» DATA EXTRACT
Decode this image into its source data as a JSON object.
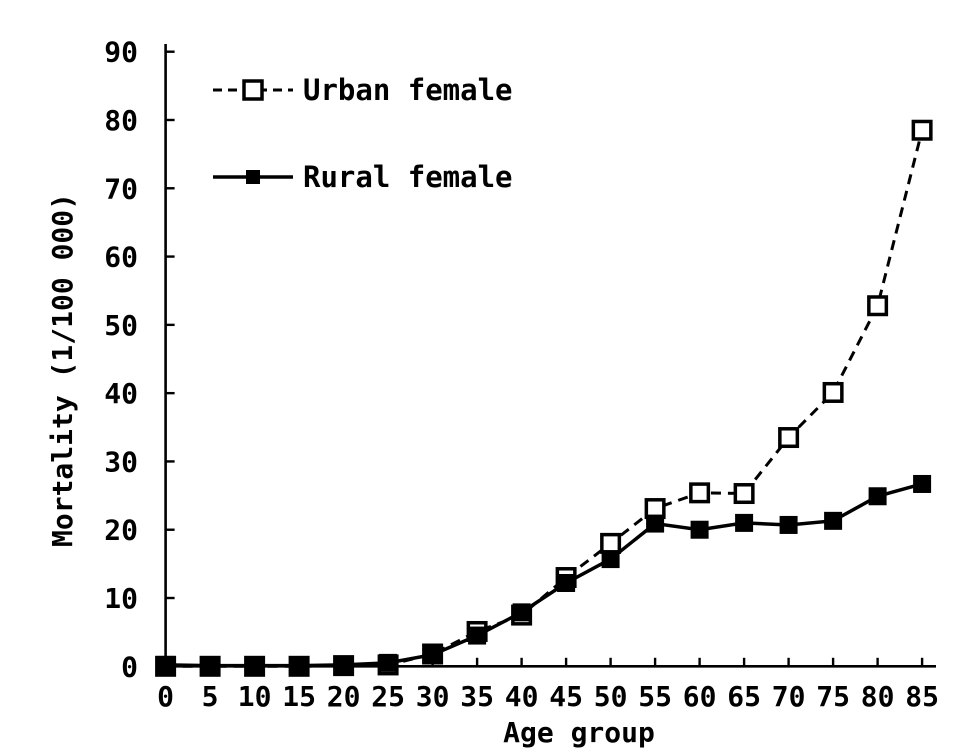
{
  "figure": {
    "background": "#ffffff",
    "ink_color": "#000000"
  },
  "chart_data": {
    "type": "line",
    "title": "",
    "xlabel": "Age group",
    "ylabel": "Mortality (1/100 000)",
    "categories": [
      0,
      5,
      10,
      15,
      20,
      25,
      30,
      35,
      40,
      45,
      50,
      55,
      60,
      65,
      70,
      75,
      80,
      85
    ],
    "x_tick_labels": [
      "0",
      "5",
      "10",
      "15",
      "20",
      "25",
      "30",
      "35",
      "40",
      "45",
      "50",
      "55",
      "60",
      "65",
      "70",
      "75",
      "80",
      "85"
    ],
    "y_ticks": [
      0,
      10,
      20,
      30,
      40,
      50,
      60,
      70,
      80,
      90
    ],
    "y_tick_labels": [
      "0",
      "10",
      "20",
      "30",
      "40",
      "50",
      "60",
      "70",
      "80",
      "90"
    ],
    "ylim": [
      0,
      90
    ],
    "grid": false,
    "legend_position": "upper-left-inside",
    "series": [
      {
        "name": "Urban female",
        "marker": "open-square-icon",
        "line_style": "dashed",
        "color": "#000000",
        "values": [
          0,
          0,
          0,
          0,
          0.1,
          0.2,
          1.8,
          5.1,
          7.5,
          13.0,
          18.0,
          23.1,
          25.4,
          25.3,
          33.5,
          40.1,
          52.8,
          78.5
        ]
      },
      {
        "name": "Rural female",
        "marker": "filled-square-icon",
        "line_style": "solid",
        "color": "#000000",
        "values": [
          0.2,
          0.1,
          0.1,
          0.1,
          0.2,
          0.5,
          1.7,
          4.5,
          7.9,
          12.2,
          15.7,
          20.9,
          20.0,
          21.0,
          20.7,
          21.3,
          24.9,
          26.7
        ]
      }
    ]
  }
}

» TASK GOAL
Find each line with the string "marker" and copy it out.

» SOLVED PROBLEM
        "marker": "open-square-icon",
        "marker": "filled-square-icon",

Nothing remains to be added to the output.